* start Records for this task *
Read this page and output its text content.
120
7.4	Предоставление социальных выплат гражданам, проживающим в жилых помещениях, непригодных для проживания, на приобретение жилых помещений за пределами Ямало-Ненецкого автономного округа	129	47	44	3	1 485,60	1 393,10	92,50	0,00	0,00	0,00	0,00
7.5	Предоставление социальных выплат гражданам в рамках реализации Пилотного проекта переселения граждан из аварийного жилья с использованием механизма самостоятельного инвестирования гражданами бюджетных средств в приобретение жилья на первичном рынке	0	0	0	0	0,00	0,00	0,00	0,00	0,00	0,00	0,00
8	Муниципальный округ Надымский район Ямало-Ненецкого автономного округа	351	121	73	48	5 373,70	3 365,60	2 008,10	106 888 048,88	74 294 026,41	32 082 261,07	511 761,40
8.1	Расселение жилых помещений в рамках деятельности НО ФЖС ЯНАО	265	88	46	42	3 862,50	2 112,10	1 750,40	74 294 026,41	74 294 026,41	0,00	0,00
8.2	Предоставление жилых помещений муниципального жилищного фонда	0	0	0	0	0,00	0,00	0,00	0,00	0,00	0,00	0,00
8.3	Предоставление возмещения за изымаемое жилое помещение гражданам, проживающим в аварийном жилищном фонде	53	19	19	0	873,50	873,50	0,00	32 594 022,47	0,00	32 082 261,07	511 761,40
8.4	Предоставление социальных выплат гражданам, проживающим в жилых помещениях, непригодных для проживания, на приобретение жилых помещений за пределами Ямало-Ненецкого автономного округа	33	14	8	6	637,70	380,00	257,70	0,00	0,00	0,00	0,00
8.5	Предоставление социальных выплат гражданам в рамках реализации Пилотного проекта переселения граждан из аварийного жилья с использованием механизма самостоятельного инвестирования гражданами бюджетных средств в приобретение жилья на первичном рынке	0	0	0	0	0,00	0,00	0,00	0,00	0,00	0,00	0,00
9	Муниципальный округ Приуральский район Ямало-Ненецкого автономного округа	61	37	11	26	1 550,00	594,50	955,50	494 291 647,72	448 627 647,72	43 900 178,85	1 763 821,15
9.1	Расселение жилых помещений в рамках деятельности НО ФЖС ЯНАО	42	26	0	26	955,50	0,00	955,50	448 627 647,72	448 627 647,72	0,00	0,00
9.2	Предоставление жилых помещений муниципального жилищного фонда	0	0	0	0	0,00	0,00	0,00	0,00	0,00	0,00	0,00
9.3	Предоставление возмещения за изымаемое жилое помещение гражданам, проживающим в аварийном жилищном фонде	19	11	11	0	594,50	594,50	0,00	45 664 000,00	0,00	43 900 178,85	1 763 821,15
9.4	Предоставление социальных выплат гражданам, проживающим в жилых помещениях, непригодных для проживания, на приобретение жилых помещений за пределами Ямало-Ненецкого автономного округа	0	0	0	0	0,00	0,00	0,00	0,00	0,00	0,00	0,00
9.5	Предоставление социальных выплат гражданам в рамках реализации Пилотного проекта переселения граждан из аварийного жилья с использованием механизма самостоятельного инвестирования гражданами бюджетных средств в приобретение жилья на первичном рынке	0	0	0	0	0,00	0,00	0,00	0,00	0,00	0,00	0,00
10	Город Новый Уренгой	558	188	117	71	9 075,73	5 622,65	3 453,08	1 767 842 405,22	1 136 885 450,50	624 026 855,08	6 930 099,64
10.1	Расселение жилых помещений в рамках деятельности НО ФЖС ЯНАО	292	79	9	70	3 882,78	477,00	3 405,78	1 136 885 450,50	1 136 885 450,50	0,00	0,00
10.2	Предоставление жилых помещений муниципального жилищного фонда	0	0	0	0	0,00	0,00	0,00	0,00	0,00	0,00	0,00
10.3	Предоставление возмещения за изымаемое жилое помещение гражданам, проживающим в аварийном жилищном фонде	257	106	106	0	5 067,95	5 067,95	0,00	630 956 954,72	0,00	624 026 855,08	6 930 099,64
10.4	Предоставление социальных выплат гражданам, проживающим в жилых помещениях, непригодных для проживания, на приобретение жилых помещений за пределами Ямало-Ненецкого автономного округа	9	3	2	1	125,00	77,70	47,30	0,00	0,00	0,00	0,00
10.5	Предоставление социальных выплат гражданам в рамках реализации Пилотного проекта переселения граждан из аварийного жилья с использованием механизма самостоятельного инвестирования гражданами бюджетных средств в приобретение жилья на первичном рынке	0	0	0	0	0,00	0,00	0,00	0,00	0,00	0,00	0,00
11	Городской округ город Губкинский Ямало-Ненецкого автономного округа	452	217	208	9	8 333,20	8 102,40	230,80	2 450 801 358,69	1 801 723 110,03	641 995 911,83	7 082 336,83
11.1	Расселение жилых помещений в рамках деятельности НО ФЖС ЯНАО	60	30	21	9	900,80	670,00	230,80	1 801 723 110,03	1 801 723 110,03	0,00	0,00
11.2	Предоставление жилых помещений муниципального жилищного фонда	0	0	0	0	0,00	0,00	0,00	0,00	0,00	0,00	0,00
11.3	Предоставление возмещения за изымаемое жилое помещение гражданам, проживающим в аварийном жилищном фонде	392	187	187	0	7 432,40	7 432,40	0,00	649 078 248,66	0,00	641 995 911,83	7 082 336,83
* end Records for this task *
▶ _What is asked_: Using the material above, print every entry exactly as written.

▶ _Written reply_:
Read this page and output its text content.
120
7.4	Предоставление социальных выплат гражданам, проживающим в жилых помещениях, непригодных для проживания, на приобретение жилых помещений за пределами Ямало-Ненецкого автономного округа	129	47	44	3	1 485,60	1 393,10	92,50	0,00	0,00	0,00	0,00
7.5	Предоставление социальных выплат гражданам в рамках реализации Пилотного проекта переселения граждан из аварийного жилья с использованием механизма самостоятельного инвестирования гражданами бюджетных средств в приобретение жилья на первичном рынке	0	0	0	0	0,00	0,00	0,00	0,00	0,00	0,00	0,00
8	Муниципальный округ Надымский район Ямало-Ненецкого автономного округа	351	121	73	48	5 373,70	3 365,60	2 008,10	106 888 048,88	74 294 026,41	32 082 261,07	511 761,40
8.1	Расселение жилых помещений в рамках деятельности НО ФЖС ЯНАО	265	88	46	42	3 862,50	2 112,10	1 750,40	74 294 026,41	74 294 026,41	0,00	0,00
8.2	Предоставление жилых помещений муниципального жилищного фонда	0	0	0	0	0,00	0,00	0,00	0,00	0,00	0,00	0,00
8.3	Предоставление возмещения за изымаемое жилое помещение гражданам, проживающим в аварийном жилищном фонде	53	19	19	0	873,50	873,50	0,00	32 594 022,47	0,00	32 082 261,07	511 761,40
8.4	Предоставление социальных выплат гражданам, проживающим в жилых помещениях, непригодных для проживания, на приобретение жилых помещений за пределами Ямало-Ненецкого автономного округа	33	14	8	6	637,70	380,00	257,70	0,00	0,00	0,00	0,00
8.5	Предоставление социальных выплат гражданам в рамках реализации Пилотного проекта переселения граждан из аварийного жилья с использованием механизма самостоятельного инвестирования гражданами бюджетных средств в приобретение жилья на первичном рынке	0	0	0	0	0,00	0,00	0,00	0,00	0,00	0,00	0,00
9	Муниципальный округ Приуральский район Ямало-Ненецкого автономного округа	61	37	11	26	1 550,00	594,50	955,50	494 291 647,72	448 627 647,72	43 900 178,85	1 763 821,15
9.1	Расселение жилых помещений в рамках деятельности НО ФЖС ЯНАО	42	26	0	26	955,50	0,00	955,50	448 627 647,72	448 627 647,72	0,00	0,00
9.2	Предоставление жилых помещений муниципального жилищного фонда	0	0	0	0	0,00	0,00	0,00	0,00	0,00	0,00	0,00
9.3	Предоставление возмещения за изымаемое жилое помещение гражданам, проживающим в аварийном жилищном фонде	19	11	11	0	594,50	594,50	0,00	45 664 000,00	0,00	43 900 178,85	1 763 821,15
9.4	Предоставление социальных выплат гражданам, проживающим в жилых помещениях, непригодных для проживания, на приобретение жилых помещений за пределами Ямало-Ненецкого автономного округа	0	0	0	0	0,00	0,00	0,00	0,00	0,00	0,00	0,00
9.5	Предоставление социальных выплат гражданам в рамках реализации Пилотного проекта переселения граждан из аварийного жилья с использованием механизма самостоятельного инвестирования гражданами бюджетных средств в приобретение жилья на первичном рынке	0	0	0	0	0,00	0,00	0,00	0,00	0,00	0,00	0,00
10	Город Новый Уренгой	558	188	117	71	9 075,73	5 622,65	3 453,08	1 767 842 405,22	1 136 885 450,50	624 026 855,08	6 930 099,64
10.1	Расселение жилых помещений в рамках деятельности НО ФЖС ЯНАО	292	79	9	70	3 882,78	477,00	3 405,78	1 136 885 450,50	1 136 885 450,50	0,00	0,00
10.2	Предоставление жилых помещений муниципального жилищного фонда	0	0	0	0	0,00	0,00	0,00	0,00	0,00	0,00	0,00
10.3	Предоставление возмещения за изымаемое жилое помещение гражданам, проживающим в аварийном жилищном фонде	257	106	106	0	5 067,95	5 067,95	0,00	630 956 954,72	0,00	624 026 855,08	6 930 099,64
10.4	Предоставление социальных выплат гражданам, проживающим в жилых помещениях, непригодных для проживания, на приобретение жилых помещений за пределами Ямало-Ненецкого автономного округа	9	3	2	1	125,00	77,70	47,30	0,00	0,00	0,00	0,00
10.5	Предоставление социальных выплат гражданам в рамках реализации Пилотного проекта переселения граждан из аварийного жилья с использованием механизма самостоятельного инвестирования гражданами бюджетных средств в приобретение жилья на первичном рынке	0	0	0	0	0,00	0,00	0,00	0,00	0,00	0,00	0,00
11	Городской округ город Губкинский Ямало-Ненецкого автономного округа	452	217	208	9	8 333,20	8 102,40	230,80	2 450 801 358,69	1 801 723 110,03	641 995 911,83	7 082 336,83
11.1	Расселение жилых помещений в рамках деятельности НО ФЖС ЯНАО	60	30	21	9	900,80	670,00	230,80	1 801 723 110,03	1 801 723 110,03	0,00	0,00
11.2	Предоставление жилых помещений муниципального жилищного фонда	0	0	0	0	0,00	0,00	0,00	0,00	0,00	0,00	0,00
11.3	Предоставление возмещения за изымаемое жилое помещение гражданам, проживающим в аварийном жилищном фонде	392	187	187	0	7 432,40	7 432,40	0,00	649 078 248,66	0,00	641 995 911,83	7 082 336,83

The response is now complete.